> OBJETIVO DO EXERCÍCIO
Copie fielmente todas as linhas da listagem abaixo, deixando as imagens de fora.

> Entradas de dados
------------------------------

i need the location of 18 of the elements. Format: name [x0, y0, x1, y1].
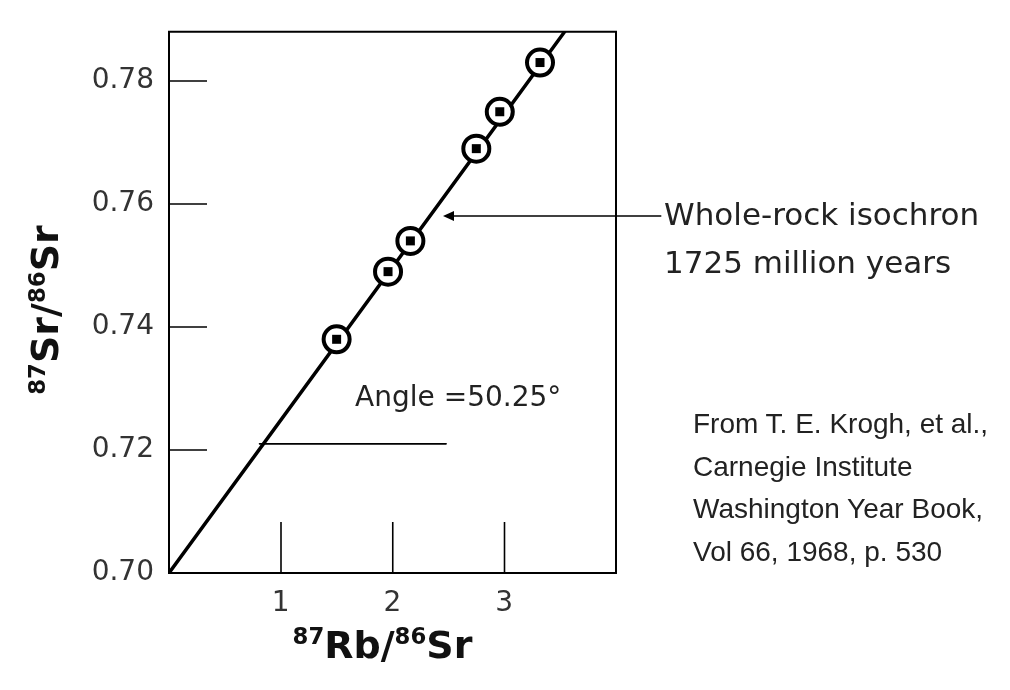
point: [484, 96, 515, 127]
point: [525, 47, 556, 78]
y-tick-label: 0.72: [91, 431, 154, 465]
y-tick-label: 0.74: [91, 308, 154, 342]
point: [373, 256, 404, 287]
point: [395, 225, 426, 256]
x-tick-label: 3: [495, 585, 514, 619]
y-tick-label: 0.78: [91, 62, 154, 96]
x-tick-label: 1: [271, 585, 290, 619]
point: [461, 133, 492, 164]
point: [321, 324, 352, 355]
x-tick-label: 2: [383, 585, 402, 619]
annotation: Angle =50.25°: [355, 379, 562, 414]
x-axis-title: $^{87}$Rb/$^{86}$Sr: [292, 623, 473, 669]
y-tick-label: 0.76: [91, 185, 154, 219]
text: Whole-rock isochron 1725 million years: [664, 195, 980, 283]
y-tick-label: 0.70: [91, 554, 154, 588]
text: From T. E. Krogh, et al., Carnegie Institute Washington Year Book, Vol 66, 1968, p. 530: [693, 407, 989, 569]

------------------------------

> RESPOSTA DO EXERCÍCIO
i need the location of 18 of the elements. Format: name [x0, y0, x1, y1].
point: [484, 96, 515, 127]
point: [525, 47, 556, 78]
y-tick-label: 0.72: [91, 431, 154, 465]
y-tick-label: 0.74: [91, 308, 154, 342]
point: [373, 256, 404, 287]
point: [395, 225, 426, 256]
x-tick-label: 3: [495, 585, 514, 619]
y-tick-label: 0.78: [91, 62, 154, 96]
x-tick-label: 1: [271, 585, 290, 619]
point: [461, 133, 492, 164]
point: [321, 324, 352, 355]
x-tick-label: 2: [383, 585, 402, 619]
annotation: Angle =50.25°: [355, 379, 562, 414]
x-axis-title: $^{87}$Rb/$^{86}$Sr: [292, 623, 473, 669]
y-tick-label: 0.76: [91, 185, 154, 219]
text: Whole-rock isochron 1725 million years: [664, 195, 980, 283]
y-tick-label: 0.70: [91, 554, 154, 588]
text: From T. E. Krogh, et al., Carnegie Institute Washington Year Book, Vol 66, 1968, p. 530: [693, 407, 989, 569]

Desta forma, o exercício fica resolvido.